取り組む課題
1: 進歩性判断の文章のうち「1.実用新案の進歩性の判断に」から「わせて運用することができる。」までを、「当業者」を「専門家」に入れ替えて書き直しなさい。
2: 進歩性判断の文章を二文で要約しなさい。
3: 進歩性判断の文章の続きを、最後の文の後から書きなさい。

____ 本文抜粋

1.実用新案の進歩性の判断においては、その考案の属する技術分野における通常の知識を有する者(以下「当業者」)が開示された技術で登録出願に係る実用新案の組合せの態様をなすための合理的かつ具体的な理由を探究すべきである。さらに先行技術間、並びに先行技術と係争実用新案との間で、それが属する技術分野の関連性、解決しようとする技術的課題、課題を解決するための技術的手段、及び達成しようとする効果の共通性等について、明らかに組み合わせることができない、又は先天的に相容れない事情を有するかを審査すべきである。先行技術がすでにそれが属する技術分野の解決すべき技術的課題を教示しているときは、該分野の当業者が技術分野に関連性があり且つ技術的課題が同一又は類似する先行技術を参考として先行技術を組み合わせる動機付けがあり、先行技術を基礎として転用、置換、変更又はその他の先行技術との組合せを行い、登録出願に係る実用新案全体を容易になし得て、予期できる効果をもたらすことができる。本件証拠3、4、5、6はいずれも授乳服に関する先行技術であり、当業者が授乳服の構造改良に従事するならば、これらの証拠の技術内容を合理的に参酌し、組み合わせて運用することができる。

________
____ 提供資料

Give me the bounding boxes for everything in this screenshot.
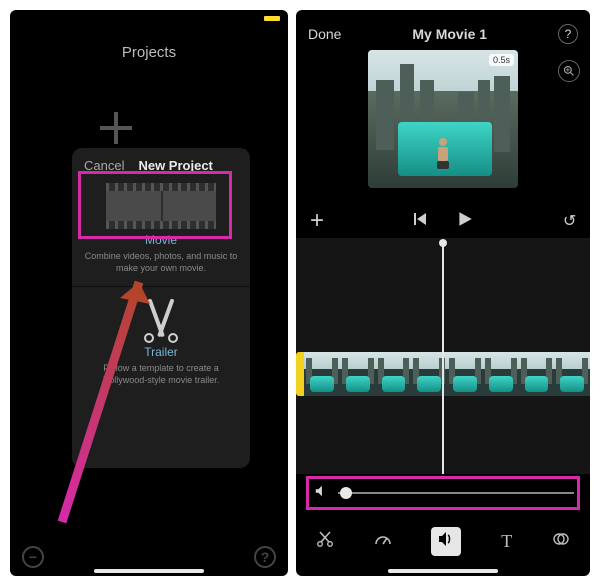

________

各課題の解答
1:
1.実用新案の進歩性の判断においては、その考案の属する技術分野における通常の知識を有する者(以下「専門家」)が開示された技術で登録出願に係る実用新案の組合せの態様をなすための合理的かつ具体的な理由を探究すべきである。さらに先行技術間、並びに先行技術と係争実用新案との間で、それが属する技術分野の関連性、解決しようとする技術的課題、課題を解決するための技術的手段、及び達成しようとする効果の共通性等について、明らかに組み合わせることができない、又は先天的に相容れない事情を有するかを審査すべきである。先行技術がすでにそれが属する技術分野の解決すべき技術的課題を教示しているときは、該分野の専門家が技術分野に関連性があり且つ技術的課題が同一又は類似する先行技術を参考として先行技術を組み合わせる動機付けがあり、先行技術を基礎として転用、置換、変更又はその他の先行技術との組合せを行い、登録出願に係る実用新案全体を容易になし得て、予期できる効果をもたらすことができる。本件証拠3、4、5、6はいずれも授乳服に関する先行技術であり、専門家が授乳服の構造改良に従事するならば、これらの証拠の技術内容を合理的に参酌し、組み合わせて運用することができる。

2: 実用新案の進歩性の判断では、当業者が開示された技術で実用新案の組合せをなすための合理的かつ具体的な理由を探究し、先行技術間や先行技術と係争実用新案との間に明らかに組み合わせられない事情があるかを審査すべきである。本件証拠3、4、5、6はいずれも授乳服に関する先行技術であり、授乳服の構造改良に従事する当業者はこれらの技術内容を合理的に参酌し、組み合わせて運用することができる。

3:
2.証拠3、4と係争実用新案請求項2との対比:

(1)証拠3はすでに係争実用新案請求項2が進歩性を有さないことを証明するに足る。

(2)証拠4の効果と係争実用新案請求項2の効果とは全く同じである。証拠4と証拠3とを組み合わせた先行技術は係争実用新案請求項2の全体を容易になし得るもので、予期できる効果をもたらし、係争実用新案請求項2は進歩性を有さないと認めるに足る。

(3)原告は係争実用新案が証拠3とは異なっており、さらに係争実用新案は証拠3を改良したもので、授乳時にはだけてしまうリスクを減らし、製作の時間とコストを削減できると主張している。しかしながら、実用新案は自然法則を利用した技術思想で、物品の形状、構造又は組合わせに関する創作であり、よって進歩性の判断は当業者が先行技術の開示内容と出願時の通常の知識に基づいて該創作の全体を容易になし得るかを斟酌すべきである。係争実用新案請求項2のすべての技術的特徴は証拠3と対比すると、内層の2枚タイプを1枚タイプに簡単に変更したものに過ぎず、この簡単な変更は明らかにこの技術を熟知した技術者にとっては容易になし得るものであるため、係争実用新案請求項2は進歩性を有さないと認められる。たとえ原告が係争実用新案は製作工程やコストが少なく、歩留まり率が向上されたと主張したとしても、この分野の当業者にとって2枚タイプのの内層を1枚タイプに容易に変更できるという事情を妨げるものではない。

3.証拠4、6とその組合せは、係争実用新案請求項2が進歩性を有さないと判断するに足る:

(1)証拠4の技術的特徴と機能は、係争実用新案請求項2が進歩性を有さないことを証明できる。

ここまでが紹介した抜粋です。